REQUIREMENTS: Select from the records below every line that has the word "JSON" in it.

[start of DATA]

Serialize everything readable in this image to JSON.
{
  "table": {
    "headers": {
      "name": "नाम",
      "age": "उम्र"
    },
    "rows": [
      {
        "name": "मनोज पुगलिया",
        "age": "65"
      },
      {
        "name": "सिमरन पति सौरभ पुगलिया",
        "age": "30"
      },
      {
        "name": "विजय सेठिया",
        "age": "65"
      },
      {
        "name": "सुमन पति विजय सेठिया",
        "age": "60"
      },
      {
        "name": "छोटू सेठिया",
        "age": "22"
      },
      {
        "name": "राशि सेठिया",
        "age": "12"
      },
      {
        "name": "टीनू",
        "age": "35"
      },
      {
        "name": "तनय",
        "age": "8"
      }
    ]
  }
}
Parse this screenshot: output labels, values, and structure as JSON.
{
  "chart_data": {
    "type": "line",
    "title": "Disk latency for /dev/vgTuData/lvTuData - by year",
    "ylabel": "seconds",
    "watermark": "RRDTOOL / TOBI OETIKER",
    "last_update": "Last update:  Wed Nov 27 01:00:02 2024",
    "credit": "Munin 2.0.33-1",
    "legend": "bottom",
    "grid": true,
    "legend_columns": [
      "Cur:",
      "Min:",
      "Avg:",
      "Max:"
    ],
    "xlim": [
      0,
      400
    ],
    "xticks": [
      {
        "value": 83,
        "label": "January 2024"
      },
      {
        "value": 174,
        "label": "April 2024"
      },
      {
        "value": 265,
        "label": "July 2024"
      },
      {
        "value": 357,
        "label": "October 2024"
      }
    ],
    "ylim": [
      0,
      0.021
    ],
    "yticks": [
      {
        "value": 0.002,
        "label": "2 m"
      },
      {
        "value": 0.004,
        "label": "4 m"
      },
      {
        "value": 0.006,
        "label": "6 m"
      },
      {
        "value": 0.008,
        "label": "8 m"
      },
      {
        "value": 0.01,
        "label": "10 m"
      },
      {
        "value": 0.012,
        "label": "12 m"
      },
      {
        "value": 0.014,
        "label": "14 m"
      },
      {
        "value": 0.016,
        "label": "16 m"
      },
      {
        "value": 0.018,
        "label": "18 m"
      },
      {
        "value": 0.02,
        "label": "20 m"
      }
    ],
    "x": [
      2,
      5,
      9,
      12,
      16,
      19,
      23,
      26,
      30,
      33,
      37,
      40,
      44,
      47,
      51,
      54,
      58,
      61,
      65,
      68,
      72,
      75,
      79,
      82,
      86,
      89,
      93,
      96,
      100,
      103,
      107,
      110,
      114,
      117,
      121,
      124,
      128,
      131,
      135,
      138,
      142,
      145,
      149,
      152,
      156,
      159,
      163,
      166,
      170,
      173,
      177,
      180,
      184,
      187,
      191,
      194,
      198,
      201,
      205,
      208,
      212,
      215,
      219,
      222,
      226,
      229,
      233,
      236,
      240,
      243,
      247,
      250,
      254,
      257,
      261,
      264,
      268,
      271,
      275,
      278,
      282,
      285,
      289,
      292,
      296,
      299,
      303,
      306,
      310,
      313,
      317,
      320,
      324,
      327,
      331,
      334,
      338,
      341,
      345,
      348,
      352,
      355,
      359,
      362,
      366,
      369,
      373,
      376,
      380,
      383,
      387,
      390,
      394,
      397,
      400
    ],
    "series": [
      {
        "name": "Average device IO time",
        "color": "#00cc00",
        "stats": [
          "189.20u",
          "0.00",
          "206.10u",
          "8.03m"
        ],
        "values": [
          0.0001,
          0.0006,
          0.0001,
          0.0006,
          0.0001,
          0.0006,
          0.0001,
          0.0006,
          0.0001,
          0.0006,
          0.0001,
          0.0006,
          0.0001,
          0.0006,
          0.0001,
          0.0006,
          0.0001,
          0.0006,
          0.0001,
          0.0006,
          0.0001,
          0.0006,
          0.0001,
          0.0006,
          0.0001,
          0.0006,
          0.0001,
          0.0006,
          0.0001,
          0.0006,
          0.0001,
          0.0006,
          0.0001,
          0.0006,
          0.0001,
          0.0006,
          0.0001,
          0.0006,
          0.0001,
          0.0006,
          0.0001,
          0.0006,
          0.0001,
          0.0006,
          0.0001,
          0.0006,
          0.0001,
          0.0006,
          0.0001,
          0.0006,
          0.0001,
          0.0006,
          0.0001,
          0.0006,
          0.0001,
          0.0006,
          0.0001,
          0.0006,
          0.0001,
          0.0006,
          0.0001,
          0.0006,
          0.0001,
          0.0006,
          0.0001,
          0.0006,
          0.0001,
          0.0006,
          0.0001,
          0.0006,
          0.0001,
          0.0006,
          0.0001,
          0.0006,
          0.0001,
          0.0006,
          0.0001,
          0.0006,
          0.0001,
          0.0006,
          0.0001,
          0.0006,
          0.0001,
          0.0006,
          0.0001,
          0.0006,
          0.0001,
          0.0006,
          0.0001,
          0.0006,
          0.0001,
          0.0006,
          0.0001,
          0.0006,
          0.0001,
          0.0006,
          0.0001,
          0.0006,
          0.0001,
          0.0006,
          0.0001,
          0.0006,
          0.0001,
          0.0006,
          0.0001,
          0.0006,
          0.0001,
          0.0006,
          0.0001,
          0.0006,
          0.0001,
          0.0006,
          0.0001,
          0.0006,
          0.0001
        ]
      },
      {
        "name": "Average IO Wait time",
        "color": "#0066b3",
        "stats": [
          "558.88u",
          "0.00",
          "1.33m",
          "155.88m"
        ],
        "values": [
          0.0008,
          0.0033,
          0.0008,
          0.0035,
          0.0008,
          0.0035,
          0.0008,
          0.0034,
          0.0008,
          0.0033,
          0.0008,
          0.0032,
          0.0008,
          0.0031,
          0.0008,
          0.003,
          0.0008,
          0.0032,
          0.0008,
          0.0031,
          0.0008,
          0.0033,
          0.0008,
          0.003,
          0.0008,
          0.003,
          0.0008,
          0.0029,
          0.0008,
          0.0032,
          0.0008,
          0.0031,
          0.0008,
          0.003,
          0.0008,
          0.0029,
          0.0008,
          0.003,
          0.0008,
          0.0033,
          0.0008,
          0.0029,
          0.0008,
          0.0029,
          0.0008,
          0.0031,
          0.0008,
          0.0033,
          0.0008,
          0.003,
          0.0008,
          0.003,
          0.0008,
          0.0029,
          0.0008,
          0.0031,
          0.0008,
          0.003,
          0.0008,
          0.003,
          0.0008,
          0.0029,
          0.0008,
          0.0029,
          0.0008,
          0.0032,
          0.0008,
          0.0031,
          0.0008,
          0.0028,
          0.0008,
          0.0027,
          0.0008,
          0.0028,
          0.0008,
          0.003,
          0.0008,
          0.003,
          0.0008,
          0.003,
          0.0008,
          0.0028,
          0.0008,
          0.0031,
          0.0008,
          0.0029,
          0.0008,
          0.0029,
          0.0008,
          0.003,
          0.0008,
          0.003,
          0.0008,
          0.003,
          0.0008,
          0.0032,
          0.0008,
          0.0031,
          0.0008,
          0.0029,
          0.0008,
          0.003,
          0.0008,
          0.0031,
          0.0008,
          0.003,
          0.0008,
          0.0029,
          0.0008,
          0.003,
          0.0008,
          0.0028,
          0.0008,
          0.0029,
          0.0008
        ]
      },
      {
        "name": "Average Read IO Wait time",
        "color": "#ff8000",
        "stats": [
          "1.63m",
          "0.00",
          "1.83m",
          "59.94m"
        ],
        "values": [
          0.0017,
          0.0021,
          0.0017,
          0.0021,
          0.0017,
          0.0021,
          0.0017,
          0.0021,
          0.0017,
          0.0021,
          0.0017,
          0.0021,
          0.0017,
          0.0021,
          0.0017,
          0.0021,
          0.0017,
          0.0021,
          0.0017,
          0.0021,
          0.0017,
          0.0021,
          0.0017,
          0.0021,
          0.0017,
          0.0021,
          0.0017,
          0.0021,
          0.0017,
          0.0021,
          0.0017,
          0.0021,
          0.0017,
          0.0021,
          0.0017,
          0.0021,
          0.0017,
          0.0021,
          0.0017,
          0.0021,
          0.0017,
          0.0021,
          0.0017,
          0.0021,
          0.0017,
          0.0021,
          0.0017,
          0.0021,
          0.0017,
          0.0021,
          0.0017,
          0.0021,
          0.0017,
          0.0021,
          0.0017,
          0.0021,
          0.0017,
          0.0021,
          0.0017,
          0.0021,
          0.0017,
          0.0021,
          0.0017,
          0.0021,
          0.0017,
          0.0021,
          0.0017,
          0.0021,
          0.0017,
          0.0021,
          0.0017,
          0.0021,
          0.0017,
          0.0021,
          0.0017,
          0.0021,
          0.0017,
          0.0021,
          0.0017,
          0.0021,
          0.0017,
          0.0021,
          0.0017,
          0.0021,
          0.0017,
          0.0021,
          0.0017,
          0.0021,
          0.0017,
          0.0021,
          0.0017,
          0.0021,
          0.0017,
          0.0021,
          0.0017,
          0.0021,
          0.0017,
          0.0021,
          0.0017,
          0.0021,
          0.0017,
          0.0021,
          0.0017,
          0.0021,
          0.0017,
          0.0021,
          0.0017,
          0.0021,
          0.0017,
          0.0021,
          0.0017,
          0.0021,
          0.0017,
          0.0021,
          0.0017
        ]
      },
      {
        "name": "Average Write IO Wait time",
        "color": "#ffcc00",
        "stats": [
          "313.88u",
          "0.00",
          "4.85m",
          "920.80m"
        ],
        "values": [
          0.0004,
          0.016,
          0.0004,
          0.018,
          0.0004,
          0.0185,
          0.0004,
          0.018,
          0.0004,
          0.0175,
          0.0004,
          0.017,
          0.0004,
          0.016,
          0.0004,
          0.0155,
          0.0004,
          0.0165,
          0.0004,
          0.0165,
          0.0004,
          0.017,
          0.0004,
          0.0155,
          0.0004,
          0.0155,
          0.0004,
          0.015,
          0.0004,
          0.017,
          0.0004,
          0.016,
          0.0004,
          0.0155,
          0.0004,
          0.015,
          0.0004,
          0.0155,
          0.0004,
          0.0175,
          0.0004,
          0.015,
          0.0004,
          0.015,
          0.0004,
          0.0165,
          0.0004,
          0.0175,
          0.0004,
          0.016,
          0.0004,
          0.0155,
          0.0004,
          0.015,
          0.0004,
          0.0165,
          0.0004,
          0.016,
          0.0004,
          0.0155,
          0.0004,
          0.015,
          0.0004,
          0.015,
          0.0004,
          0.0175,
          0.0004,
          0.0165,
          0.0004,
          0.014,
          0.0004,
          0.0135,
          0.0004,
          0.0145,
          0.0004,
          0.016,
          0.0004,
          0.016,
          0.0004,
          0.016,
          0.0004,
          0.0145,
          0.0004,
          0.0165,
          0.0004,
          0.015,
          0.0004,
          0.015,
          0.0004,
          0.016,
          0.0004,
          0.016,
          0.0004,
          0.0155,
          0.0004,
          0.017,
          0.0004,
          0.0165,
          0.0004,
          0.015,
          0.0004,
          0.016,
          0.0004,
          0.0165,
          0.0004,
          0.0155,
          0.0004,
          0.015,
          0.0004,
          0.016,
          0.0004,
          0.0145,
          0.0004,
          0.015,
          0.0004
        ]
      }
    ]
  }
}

[end of DATA]

FULL RESPONSE:
Serialize everything readable in this image to JSON.
Parse this screenshot: output labels, values, and structure as JSON.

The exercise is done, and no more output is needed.